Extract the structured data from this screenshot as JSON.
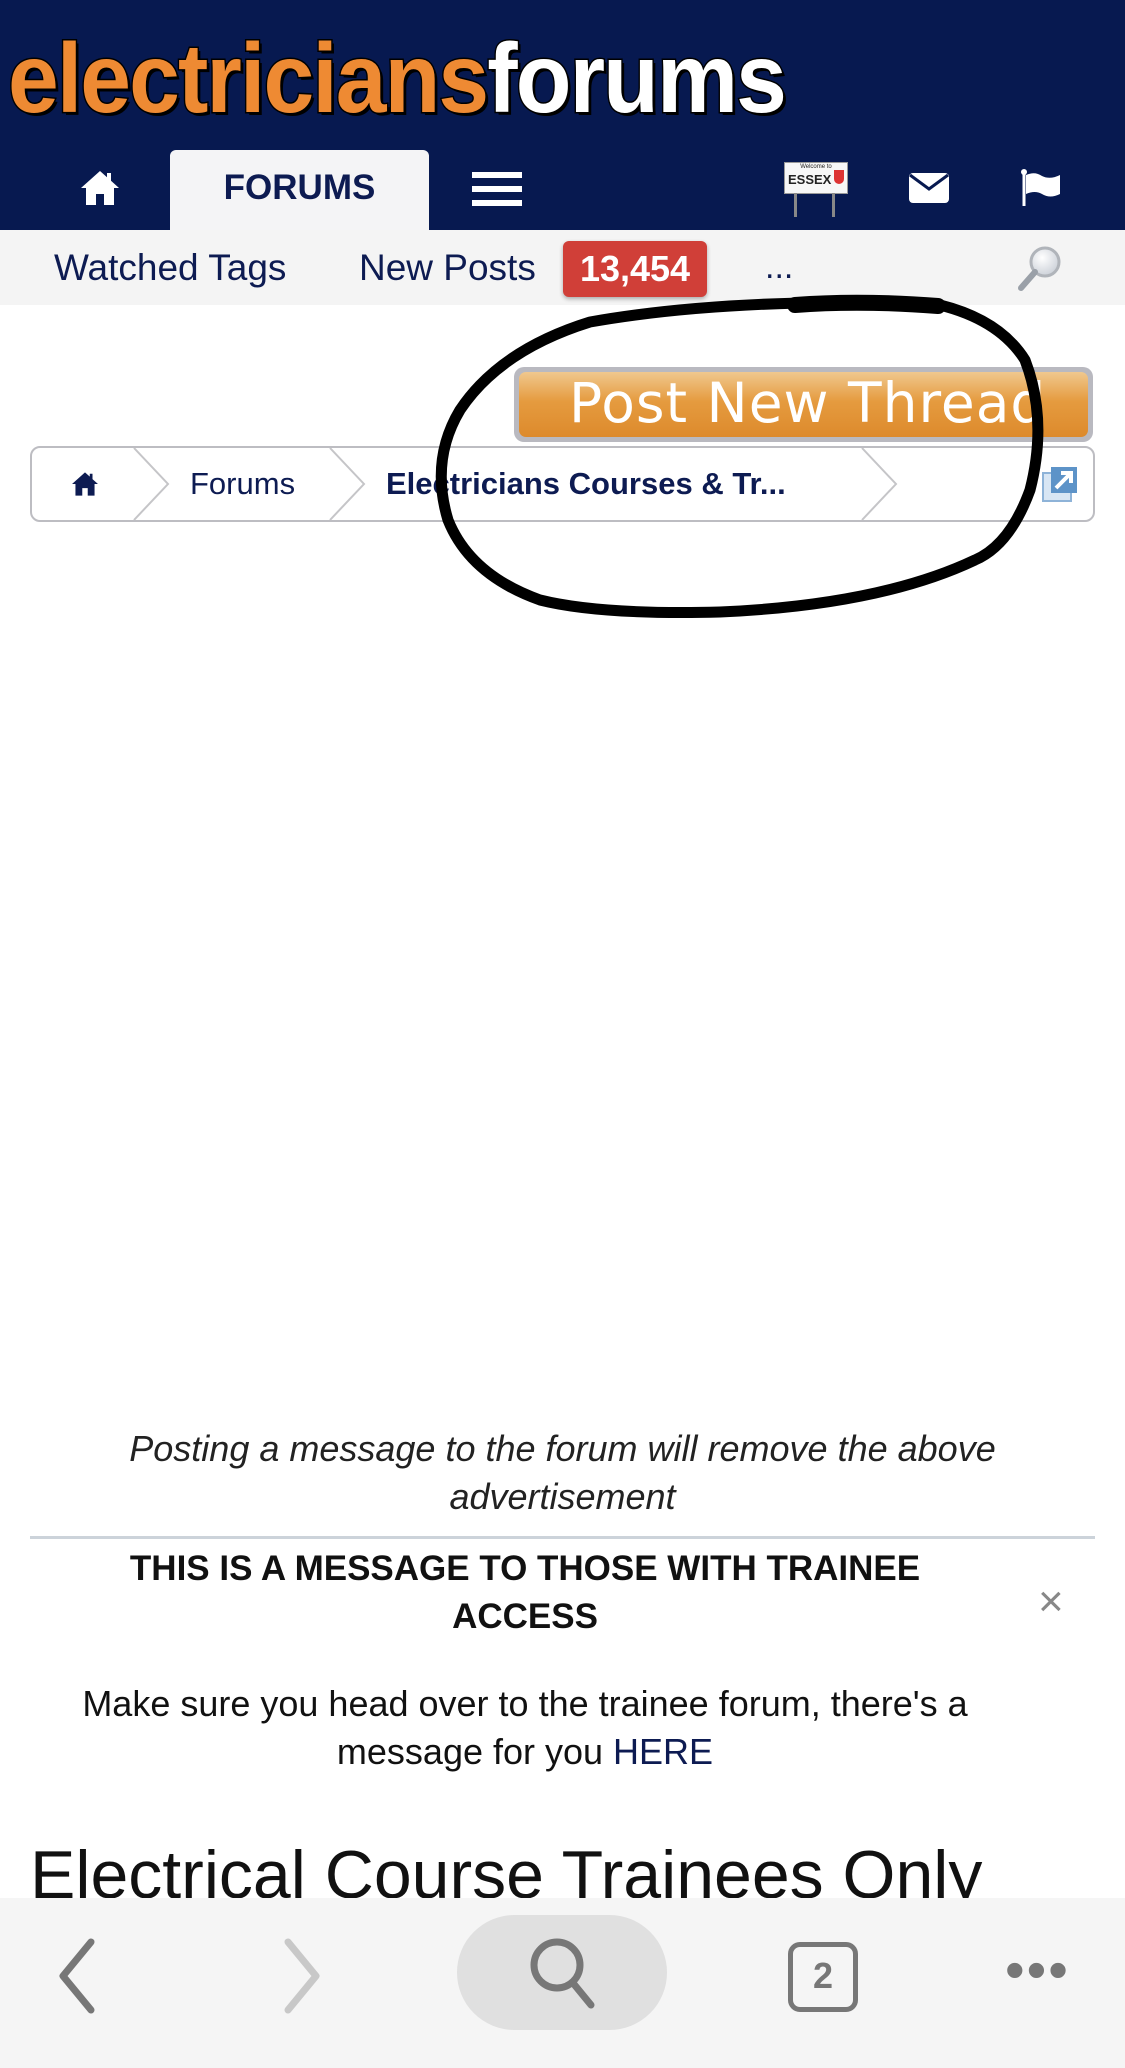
{
  "header": {
    "logo_part1": "electricians",
    "logo_part2": "forums",
    "colors": {
      "background": "#071950",
      "logo_orange": "#ee8a33",
      "logo_white": "#ffffff"
    },
    "nav": {
      "home_icon": "home-icon",
      "forums_tab": "FORUMS",
      "menu_icon": "hamburger-menu-icon",
      "essex_sign": {
        "small_text": "Welcome to",
        "text": "ESSEX"
      },
      "mail_icon": "envelope-icon",
      "flag_icon": "flag-icon"
    }
  },
  "subnav": {
    "watched_tags": "Watched Tags",
    "new_posts": "New Posts",
    "new_posts_count": "13,454",
    "more": "...",
    "search_icon": "magnifier-icon",
    "badge_color": "#d03f38"
  },
  "actions": {
    "post_new_thread": "Post New Thread"
  },
  "breadcrumb": {
    "home_icon": "home-icon",
    "items": [
      "Forums",
      "Electricians Courses & Tr..."
    ],
    "expand_icon": "external-link-icon"
  },
  "ad_notice": "Posting a message to the forum will remove the above advertisement",
  "message": {
    "title": "THIS IS A MESSAGE TO THOSE WITH TRAINEE ACCESS",
    "close": "×",
    "body_prefix": "Make sure you head over to the trainee forum, there's a message for you ",
    "link": "HERE"
  },
  "page_heading": "Electrical Course Trainees Only",
  "browser_toolbar": {
    "back_icon": "chevron-left-icon",
    "forward_icon": "chevron-right-icon",
    "search_icon": "search-icon",
    "tab_count": "2",
    "more_icon": "ellipsis-icon",
    "more": "•••"
  }
}
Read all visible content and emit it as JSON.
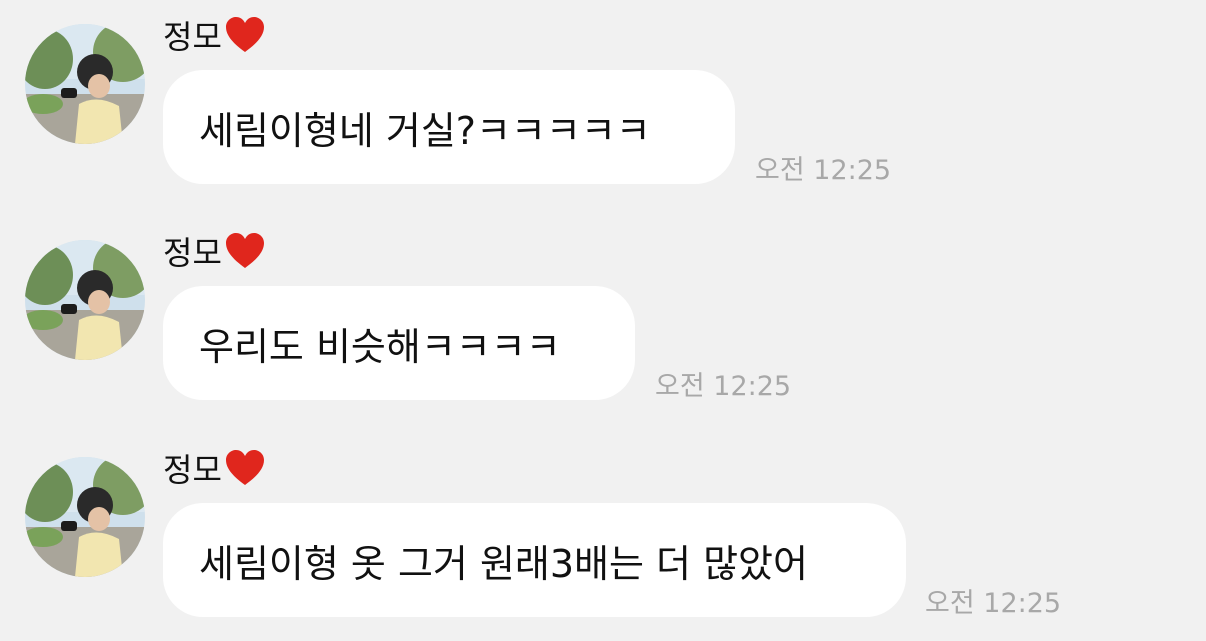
{
  "messages": [
    {
      "sender": "정모",
      "sender_badge_icon": "red-heart-icon",
      "text": "세림이형네 거실?ㅋㅋㅋㅋㅋ",
      "time": "오전 12:25"
    },
    {
      "sender": "정모",
      "sender_badge_icon": "red-heart-icon",
      "text": "우리도 비슷해ㅋㅋㅋㅋ",
      "time": "오전 12:25"
    },
    {
      "sender": "정모",
      "sender_badge_icon": "red-heart-icon",
      "text": "세림이형 옷 그거 원래3배는 더 많았어",
      "time": "오전 12:25"
    }
  ],
  "colors": {
    "background": "#f1f1f1",
    "bubble": "#ffffff",
    "text": "#111111",
    "timestamp": "#a8a8a8",
    "heart": "#e0261d"
  }
}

.....

◆ Requirements:
Copy every line that contains the string "home".

◆ Output for this exercise:
      "home_icon": "home-icon",
    "home_icon": "home-icon",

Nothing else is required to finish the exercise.